WORK TO BE COMPLETED: Return the listing below verbatim. Pictures do not belong in the copy.

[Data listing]
_ _ _

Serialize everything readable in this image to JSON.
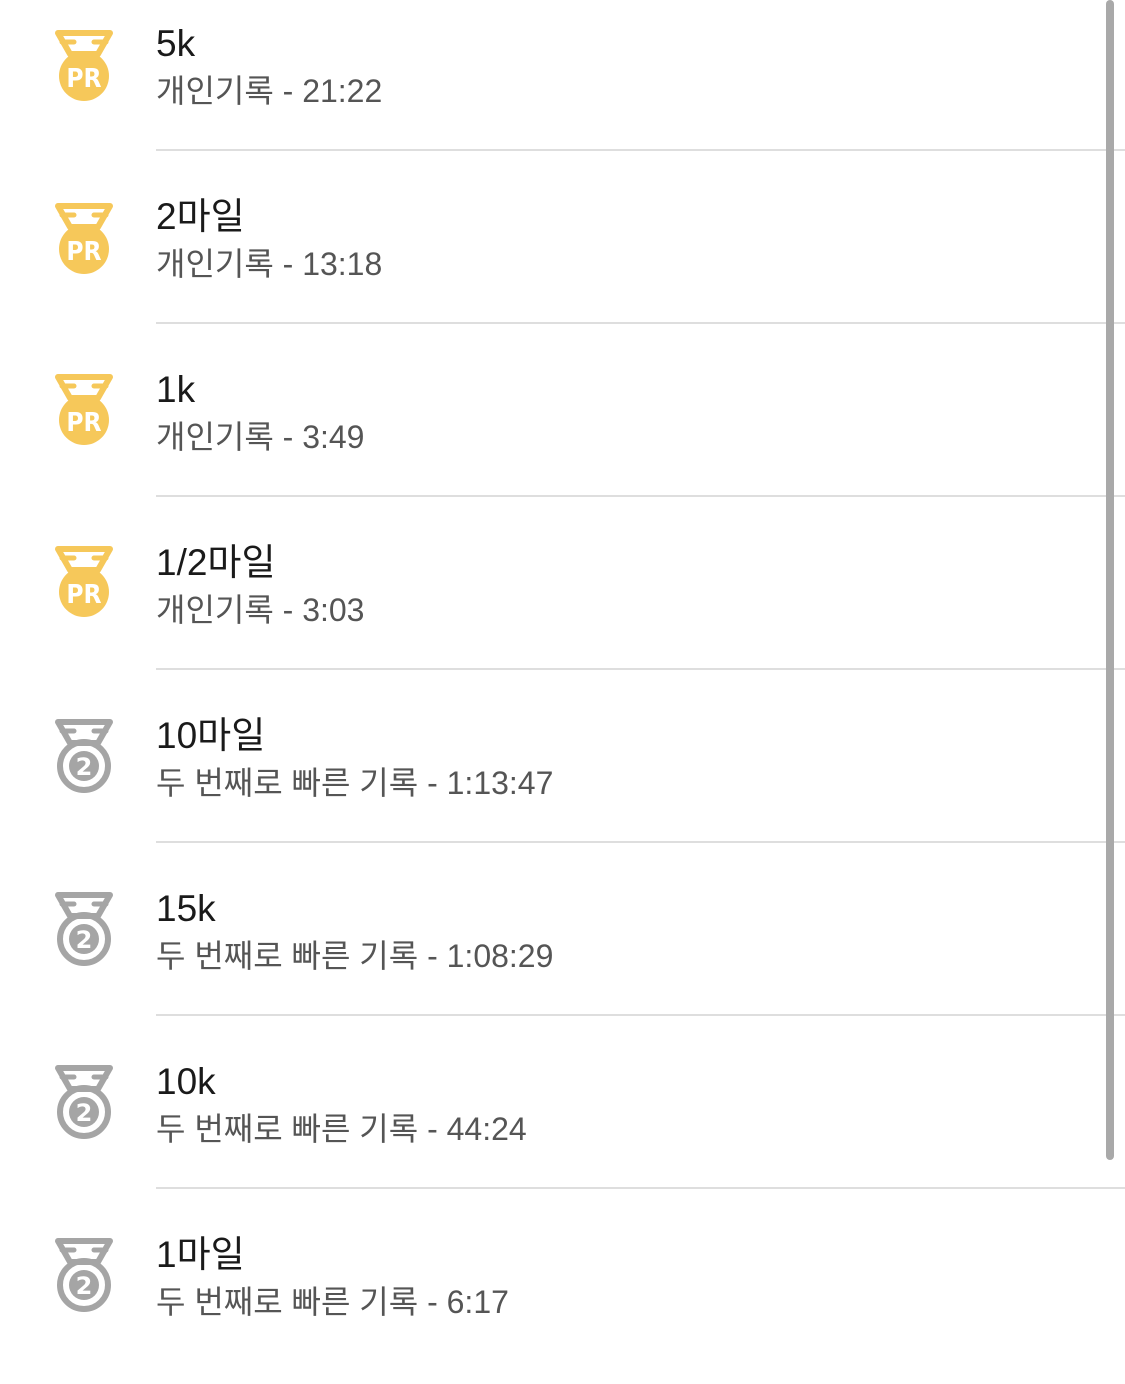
{
  "colors": {
    "gold_medal": "#f6c85a",
    "silver_medal": "#a5a5a5",
    "title_text": "#1a1a1a",
    "subtitle_text": "#555555",
    "divider": "#dedede",
    "scrollbar": "#a9a9a9"
  },
  "records": [
    {
      "icon": "pr-medal-icon",
      "badge_text": "PR",
      "title": "5k",
      "subtitle": "개인기록 - 21:22"
    },
    {
      "icon": "pr-medal-icon",
      "badge_text": "PR",
      "title": "2마일",
      "subtitle": "개인기록 - 13:18"
    },
    {
      "icon": "pr-medal-icon",
      "badge_text": "PR",
      "title": "1k",
      "subtitle": "개인기록 - 3:49"
    },
    {
      "icon": "pr-medal-icon",
      "badge_text": "PR",
      "title": "1/2마일",
      "subtitle": "개인기록 - 3:03"
    },
    {
      "icon": "second-place-medal-icon",
      "badge_text": "2",
      "title": "10마일",
      "subtitle": "두 번째로 빠른 기록 - 1:13:47"
    },
    {
      "icon": "second-place-medal-icon",
      "badge_text": "2",
      "title": "15k",
      "subtitle": "두 번째로 빠른 기록 - 1:08:29"
    },
    {
      "icon": "second-place-medal-icon",
      "badge_text": "2",
      "title": "10k",
      "subtitle": "두 번째로 빠른 기록 - 44:24"
    },
    {
      "icon": "second-place-medal-icon",
      "badge_text": "2",
      "title": "1마일",
      "subtitle": "두 번째로 빠른 기록 - 6:17"
    }
  ]
}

_ _ _

SOLVED EXERCISE:
Serialize everything readable in this image to JSON.
{
  "colors": {
    "gold_medal": "#f6c85a",
    "silver_medal": "#a5a5a5",
    "title_text": "#1a1a1a",
    "subtitle_text": "#555555",
    "divider": "#dedede",
    "scrollbar": "#a9a9a9"
  },
  "records": [
    {
      "icon": "pr-medal-icon",
      "badge_text": "PR",
      "title": "5k",
      "subtitle": "개인기록 - 21:22"
    },
    {
      "icon": "pr-medal-icon",
      "badge_text": "PR",
      "title": "2마일",
      "subtitle": "개인기록 - 13:18"
    },
    {
      "icon": "pr-medal-icon",
      "badge_text": "PR",
      "title": "1k",
      "subtitle": "개인기록 - 3:49"
    },
    {
      "icon": "pr-medal-icon",
      "badge_text": "PR",
      "title": "1/2마일",
      "subtitle": "개인기록 - 3:03"
    },
    {
      "icon": "second-place-medal-icon",
      "badge_text": "2",
      "title": "10마일",
      "subtitle": "두 번째로 빠른 기록 - 1:13:47"
    },
    {
      "icon": "second-place-medal-icon",
      "badge_text": "2",
      "title": "15k",
      "subtitle": "두 번째로 빠른 기록 - 1:08:29"
    },
    {
      "icon": "second-place-medal-icon",
      "badge_text": "2",
      "title": "10k",
      "subtitle": "두 번째로 빠른 기록 - 44:24"
    },
    {
      "icon": "second-place-medal-icon",
      "badge_text": "2",
      "title": "1마일",
      "subtitle": "두 번째로 빠른 기록 - 6:17"
    }
  ]
}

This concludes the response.